Bron.
Oecumenisch discours VU

De eerste vraag van een student was direct raak. De pastoor uit Gennep stelde hem. ‘Ik hoor de inleiders vooral hun eigen kerk als referentiekader nemen. Zou u ook een reactie kunnen geven van wat u bij andere kerken aanspreekt?’ Op tafel lag het rapport ‘The Church, towards a common vision’. Geleerde mannen vanuit de rooms-katholieke, protestantse, baptistische en orthodoxe achtergrond hadden commentaar gegeven. Nu was de beurt aan de zaal. En daar kwam precies dezelfde reactie die de kerkleiders kregen, nadat zij destijds via de Raad commentaar hadden gegeven. ‘Kan je iets formuleren wat je bij de andere traditie buitengewoon aanstaat en niet alleen zeggen wat je in het document herkent van je eigen traditie’.

Prof. dr. Martien Brinkman liet zich niet kennen. ‘Ik heb me al meer op de bisschop ingesteld. We hebben onder bepaalde omstandigheden een gezicht nodig’. Prof. dr. Peter de Meij volgde: ‘Ik heb van het hele proces veel geleerd. En ik waardeer de plaats voor de missie’. Later in werkgroepjes kwam de vraag terug bij de studenten. ‘Ik zou wel iets van het enthousiasme willen hebben van de pentecostals’, zei een rooms-katholieke priester uit Nigeria. ‘Ik zou wel vaker het avondmaal willen vieren’, zei een protestant uit Nederland. ‘Voor mij zou er plaats mogen zijn voor de vrouw in het ambt, net als bij de protestanten’, volgde een jonge rooms-katholieke theologe uit Oostenrijk.

De Vrije Universiteit uit Amsterdam en de theologische faculteit uit Leuven hadden zaterdag 14 maart een unieke groep studenten bij elkaar gebracht. Een bus vol merendeels rooms-katholieken uit Vlaanderen, en even zo vele merendeels protestanten uit de hoofdstad. Ze spraken een dag lang over een van de belangrijkste documenten van de oecumene van de afgelopen jaren, het rapport ‘The Church’, in zijn huidige lezing al eerder van commentaar voorzien door de Nederlandse kerken en prominent op de agenda in Busan.

‘Wat heb je nu eigenlijk aan zo’n document? En wat merk je plaatselijk eigenlijk van de oecumene?’, vroeg een doopsgezinde studente van de Vrije Universiteit. Anderen herkenden de vraag naar de praktijk van de oecumene. ‘In Nigeria zijn we meer bezig met de steun van gewone mensen’, zei een rooms-katholieke priester. ‘Wij hebben best veel samengewerkt’, zei zijn collega uit Zuid-Sudan, ‘maar dat moest ook wel, omdat we in staat van oorlog waren’. Anderen vulden de motieven voor samenwerking aan. ‘Je kan beter invulling geven aan je missie om Christus gezicht te geven in de samenleving’, aldus een rooms-katholiek pastor uit India.

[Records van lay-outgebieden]
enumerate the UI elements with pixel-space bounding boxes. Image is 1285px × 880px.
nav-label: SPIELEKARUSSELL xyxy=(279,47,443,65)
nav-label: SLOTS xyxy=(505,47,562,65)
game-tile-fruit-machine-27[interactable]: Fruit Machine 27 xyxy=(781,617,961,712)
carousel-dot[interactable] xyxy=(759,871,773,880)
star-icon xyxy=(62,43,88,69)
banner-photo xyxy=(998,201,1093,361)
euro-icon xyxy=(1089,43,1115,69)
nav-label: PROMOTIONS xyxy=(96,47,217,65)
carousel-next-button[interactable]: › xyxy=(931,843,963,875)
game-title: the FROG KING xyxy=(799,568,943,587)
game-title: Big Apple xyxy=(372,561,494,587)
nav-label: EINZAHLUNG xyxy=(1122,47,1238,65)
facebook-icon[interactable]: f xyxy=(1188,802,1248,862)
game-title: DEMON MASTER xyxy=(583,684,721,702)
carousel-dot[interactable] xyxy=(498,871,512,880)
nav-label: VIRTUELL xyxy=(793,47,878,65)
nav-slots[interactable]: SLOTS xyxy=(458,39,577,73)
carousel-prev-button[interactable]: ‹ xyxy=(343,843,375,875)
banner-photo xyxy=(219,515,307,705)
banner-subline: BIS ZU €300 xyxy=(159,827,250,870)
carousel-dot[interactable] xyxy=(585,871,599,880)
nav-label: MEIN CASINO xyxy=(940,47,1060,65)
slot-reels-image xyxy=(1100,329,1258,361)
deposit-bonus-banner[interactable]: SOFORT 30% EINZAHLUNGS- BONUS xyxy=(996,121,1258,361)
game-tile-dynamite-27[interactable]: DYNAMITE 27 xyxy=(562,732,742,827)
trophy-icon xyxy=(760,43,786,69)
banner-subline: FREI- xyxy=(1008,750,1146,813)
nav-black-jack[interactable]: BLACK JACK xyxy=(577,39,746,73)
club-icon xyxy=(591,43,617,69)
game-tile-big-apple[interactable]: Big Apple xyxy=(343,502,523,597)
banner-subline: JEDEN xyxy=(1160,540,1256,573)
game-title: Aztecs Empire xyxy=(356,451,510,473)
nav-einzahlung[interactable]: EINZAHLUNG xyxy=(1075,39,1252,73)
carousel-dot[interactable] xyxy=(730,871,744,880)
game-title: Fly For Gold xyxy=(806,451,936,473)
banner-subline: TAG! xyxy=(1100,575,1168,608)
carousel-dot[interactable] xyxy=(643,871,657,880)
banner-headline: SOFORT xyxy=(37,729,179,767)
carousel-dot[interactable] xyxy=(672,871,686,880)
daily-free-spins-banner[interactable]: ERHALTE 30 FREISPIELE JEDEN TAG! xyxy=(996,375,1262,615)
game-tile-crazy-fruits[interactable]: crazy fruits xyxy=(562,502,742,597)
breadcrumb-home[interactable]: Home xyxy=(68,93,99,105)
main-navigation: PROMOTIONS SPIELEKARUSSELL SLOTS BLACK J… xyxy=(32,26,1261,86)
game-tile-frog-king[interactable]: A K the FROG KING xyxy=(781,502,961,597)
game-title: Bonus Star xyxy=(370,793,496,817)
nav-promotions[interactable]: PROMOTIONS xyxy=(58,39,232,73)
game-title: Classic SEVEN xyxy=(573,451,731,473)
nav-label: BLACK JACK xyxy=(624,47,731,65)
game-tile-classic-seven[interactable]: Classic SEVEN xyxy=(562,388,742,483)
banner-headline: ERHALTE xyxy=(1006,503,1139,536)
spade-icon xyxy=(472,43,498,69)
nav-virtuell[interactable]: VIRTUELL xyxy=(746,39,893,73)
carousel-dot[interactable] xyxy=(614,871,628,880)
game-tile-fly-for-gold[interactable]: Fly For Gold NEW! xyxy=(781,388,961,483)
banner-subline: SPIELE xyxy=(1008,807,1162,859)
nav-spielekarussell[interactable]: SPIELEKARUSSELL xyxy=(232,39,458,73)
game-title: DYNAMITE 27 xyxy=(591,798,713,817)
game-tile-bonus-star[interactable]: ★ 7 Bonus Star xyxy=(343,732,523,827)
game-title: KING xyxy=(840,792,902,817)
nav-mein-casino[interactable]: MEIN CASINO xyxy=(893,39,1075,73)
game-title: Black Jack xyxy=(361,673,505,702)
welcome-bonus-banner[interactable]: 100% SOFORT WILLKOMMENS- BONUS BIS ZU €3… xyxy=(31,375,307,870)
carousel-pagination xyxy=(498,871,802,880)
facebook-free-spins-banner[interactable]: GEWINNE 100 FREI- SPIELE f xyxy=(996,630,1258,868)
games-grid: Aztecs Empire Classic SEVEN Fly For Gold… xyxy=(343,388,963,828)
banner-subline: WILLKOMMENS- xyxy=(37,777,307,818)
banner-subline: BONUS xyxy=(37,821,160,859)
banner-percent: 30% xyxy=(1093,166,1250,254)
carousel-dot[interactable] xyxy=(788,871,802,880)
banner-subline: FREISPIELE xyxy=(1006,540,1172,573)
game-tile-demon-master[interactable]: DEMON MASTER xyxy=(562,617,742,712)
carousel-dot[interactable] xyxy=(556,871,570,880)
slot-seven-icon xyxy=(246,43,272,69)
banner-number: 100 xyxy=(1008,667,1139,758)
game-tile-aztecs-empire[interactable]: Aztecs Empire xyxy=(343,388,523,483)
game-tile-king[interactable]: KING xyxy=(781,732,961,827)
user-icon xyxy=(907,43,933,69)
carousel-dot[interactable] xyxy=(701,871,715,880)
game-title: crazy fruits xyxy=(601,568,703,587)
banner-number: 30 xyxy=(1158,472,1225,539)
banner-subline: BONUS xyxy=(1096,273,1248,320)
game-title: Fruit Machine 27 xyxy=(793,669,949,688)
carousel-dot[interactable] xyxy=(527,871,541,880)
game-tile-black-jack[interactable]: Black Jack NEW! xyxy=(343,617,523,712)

Opdrachtbeschrijving. Geef uit de bron over het oecumenisch discours de passage letterlijk terug die begint bij de woorden "Prof. dr. Martien" en ophoudt na "theologe uit Oostenrijk.".

Oplossing hieronder.
Prof. dr. Martien Brinkman liet zich niet kennen. ‘Ik heb me al meer op de bisschop ingesteld. We hebben onder bepaalde omstandigheden een gezicht nodig’. Prof. dr. Peter de Meij volgde: ‘Ik heb van het hele proces veel geleerd. En ik waardeer de plaats voor de missie’. Later in werkgroepjes kwam de vraag terug bij de studenten. ‘Ik zou wel iets van het enthousiasme willen hebben van de pentecostals’, zei een rooms-katholieke priester uit Nigeria. ‘Ik zou wel vaker het avondmaal willen vieren’, zei een protestant uit Nederland. ‘Voor mij zou er plaats mogen zijn voor de vrouw in het ambt, net als bij de protestanten’, volgde een jonge rooms-katholieke theologe uit Oostenrijk.